_SET PROBLEM_: Reproduce every row below character for character, keeping the original line order.

_RECORDS TO USE_:
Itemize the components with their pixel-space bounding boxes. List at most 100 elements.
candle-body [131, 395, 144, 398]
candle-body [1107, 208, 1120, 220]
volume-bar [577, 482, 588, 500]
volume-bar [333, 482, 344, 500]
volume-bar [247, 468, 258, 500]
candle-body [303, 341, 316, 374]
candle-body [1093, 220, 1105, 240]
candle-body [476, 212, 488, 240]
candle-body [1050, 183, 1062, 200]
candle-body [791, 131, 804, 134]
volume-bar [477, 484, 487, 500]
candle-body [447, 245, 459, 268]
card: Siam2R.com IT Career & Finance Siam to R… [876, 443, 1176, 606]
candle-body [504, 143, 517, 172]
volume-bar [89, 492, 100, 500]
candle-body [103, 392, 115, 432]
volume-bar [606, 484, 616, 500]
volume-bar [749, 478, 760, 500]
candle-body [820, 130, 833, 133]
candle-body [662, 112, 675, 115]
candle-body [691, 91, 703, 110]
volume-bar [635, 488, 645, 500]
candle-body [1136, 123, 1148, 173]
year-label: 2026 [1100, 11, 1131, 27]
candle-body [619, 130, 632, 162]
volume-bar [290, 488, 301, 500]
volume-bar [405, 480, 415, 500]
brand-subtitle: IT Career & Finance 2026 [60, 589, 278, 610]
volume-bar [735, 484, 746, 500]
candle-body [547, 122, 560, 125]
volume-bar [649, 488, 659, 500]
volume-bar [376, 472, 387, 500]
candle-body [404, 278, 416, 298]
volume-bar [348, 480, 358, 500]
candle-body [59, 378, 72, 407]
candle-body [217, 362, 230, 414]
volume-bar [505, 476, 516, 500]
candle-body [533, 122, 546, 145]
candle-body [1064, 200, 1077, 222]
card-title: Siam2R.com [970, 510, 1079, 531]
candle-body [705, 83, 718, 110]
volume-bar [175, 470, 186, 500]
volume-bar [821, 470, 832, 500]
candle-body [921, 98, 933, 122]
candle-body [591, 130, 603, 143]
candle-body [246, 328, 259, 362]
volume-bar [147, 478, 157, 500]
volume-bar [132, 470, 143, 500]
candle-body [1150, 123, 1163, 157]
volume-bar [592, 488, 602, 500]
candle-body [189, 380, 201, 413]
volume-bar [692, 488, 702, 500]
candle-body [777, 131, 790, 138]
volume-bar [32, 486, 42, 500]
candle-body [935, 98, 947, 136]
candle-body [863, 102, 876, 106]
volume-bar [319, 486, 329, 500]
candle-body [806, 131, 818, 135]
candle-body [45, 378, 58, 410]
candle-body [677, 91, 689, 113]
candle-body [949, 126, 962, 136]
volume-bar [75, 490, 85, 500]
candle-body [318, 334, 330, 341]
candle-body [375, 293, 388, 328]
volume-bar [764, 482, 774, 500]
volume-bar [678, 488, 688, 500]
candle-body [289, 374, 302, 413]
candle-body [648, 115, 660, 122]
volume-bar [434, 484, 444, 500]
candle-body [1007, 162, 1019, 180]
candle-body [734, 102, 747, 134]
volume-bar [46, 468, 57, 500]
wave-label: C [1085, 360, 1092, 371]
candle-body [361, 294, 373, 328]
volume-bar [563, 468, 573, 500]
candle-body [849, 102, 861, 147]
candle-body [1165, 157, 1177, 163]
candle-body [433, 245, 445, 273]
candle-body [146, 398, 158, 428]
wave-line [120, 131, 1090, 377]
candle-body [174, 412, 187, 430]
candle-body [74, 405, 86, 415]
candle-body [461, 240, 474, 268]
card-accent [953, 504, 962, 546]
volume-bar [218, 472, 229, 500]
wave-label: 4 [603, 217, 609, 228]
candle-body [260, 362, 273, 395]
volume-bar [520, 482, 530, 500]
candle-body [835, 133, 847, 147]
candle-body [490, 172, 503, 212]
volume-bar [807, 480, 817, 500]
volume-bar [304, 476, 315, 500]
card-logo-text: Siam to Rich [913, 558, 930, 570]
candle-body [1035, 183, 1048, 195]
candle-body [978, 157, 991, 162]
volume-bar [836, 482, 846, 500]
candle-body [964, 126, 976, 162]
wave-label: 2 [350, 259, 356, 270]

_EXERCISE RESULT_:
Itemize the components with their pixel-space bounding boxes. List at most 100 elements.
candle-body [131, 395, 144, 398]
candle-body [1107, 208, 1120, 220]
volume-bar [577, 482, 588, 500]
volume-bar [333, 482, 344, 500]
volume-bar [247, 468, 258, 500]
candle-body [303, 341, 316, 374]
candle-body [1093, 220, 1105, 240]
candle-body [476, 212, 488, 240]
candle-body [1050, 183, 1062, 200]
candle-body [791, 131, 804, 134]
volume-bar [477, 484, 487, 500]
candle-body [447, 245, 459, 268]
card: Siam2R.com IT Career & Finance Siam to R… [876, 443, 1176, 606]
candle-body [504, 143, 517, 172]
volume-bar [89, 492, 100, 500]
candle-body [103, 392, 115, 432]
volume-bar [606, 484, 616, 500]
volume-bar [749, 478, 760, 500]
candle-body [820, 130, 833, 133]
candle-body [662, 112, 675, 115]
candle-body [691, 91, 703, 110]
volume-bar [635, 488, 645, 500]
candle-body [1136, 123, 1148, 173]
year-label: 2026 [1100, 11, 1131, 27]
candle-body [619, 130, 632, 162]
volume-bar [290, 488, 301, 500]
volume-bar [405, 480, 415, 500]
brand-subtitle: IT Career & Finance 2026 [60, 589, 278, 610]
volume-bar [735, 484, 746, 500]
candle-body [547, 122, 560, 125]
volume-bar [649, 488, 659, 500]
volume-bar [376, 472, 387, 500]
candle-body [404, 278, 416, 298]
volume-bar [348, 480, 358, 500]
candle-body [59, 378, 72, 407]
candle-body [217, 362, 230, 414]
volume-bar [505, 476, 516, 500]
candle-body [533, 122, 546, 145]
candle-body [1064, 200, 1077, 222]
card-title: Siam2R.com [970, 510, 1079, 531]
candle-body [705, 83, 718, 110]
volume-bar [175, 470, 186, 500]
volume-bar [821, 470, 832, 500]
candle-body [921, 98, 933, 122]
candle-body [591, 130, 603, 143]
candle-body [246, 328, 259, 362]
volume-bar [147, 478, 157, 500]
volume-bar [132, 470, 143, 500]
candle-body [1150, 123, 1163, 157]
volume-bar [592, 488, 602, 500]
candle-body [189, 380, 201, 413]
volume-bar [692, 488, 702, 500]
candle-body [777, 131, 790, 138]
volume-bar [32, 486, 42, 500]
candle-body [935, 98, 947, 136]
candle-body [863, 102, 876, 106]
volume-bar [319, 486, 329, 500]
candle-body [806, 131, 818, 135]
candle-body [45, 378, 58, 410]
candle-body [677, 91, 689, 113]
candle-body [949, 126, 962, 136]
volume-bar [75, 490, 85, 500]
candle-body [318, 334, 330, 341]
candle-body [375, 293, 388, 328]
volume-bar [764, 482, 774, 500]
volume-bar [678, 488, 688, 500]
candle-body [289, 374, 302, 413]
candle-body [648, 115, 660, 122]
volume-bar [434, 484, 444, 500]
candle-body [1007, 162, 1019, 180]
candle-body [734, 102, 747, 134]
volume-bar [46, 468, 57, 500]
wave-label: C [1085, 360, 1092, 371]
candle-body [361, 294, 373, 328]
volume-bar [563, 468, 573, 500]
candle-body [849, 102, 861, 147]
candle-body [1165, 157, 1177, 163]
candle-body [433, 245, 445, 273]
candle-body [146, 398, 158, 428]
wave-line [120, 131, 1090, 377]
candle-body [174, 412, 187, 430]
candle-body [74, 405, 86, 415]
candle-body [461, 240, 474, 268]
card-accent [953, 504, 962, 546]
volume-bar [218, 472, 229, 500]
wave-label: 4 [603, 217, 609, 228]
candle-body [260, 362, 273, 395]
volume-bar [520, 482, 530, 500]
candle-body [835, 133, 847, 147]
candle-body [490, 172, 503, 212]
volume-bar [807, 480, 817, 500]
volume-bar [304, 476, 315, 500]
card-logo-text: Siam to Rich [913, 558, 930, 570]
candle-body [1035, 183, 1048, 195]
candle-body [978, 157, 991, 162]
volume-bar [836, 482, 846, 500]
candle-body [964, 126, 976, 162]
wave-label: 2 [350, 259, 356, 270]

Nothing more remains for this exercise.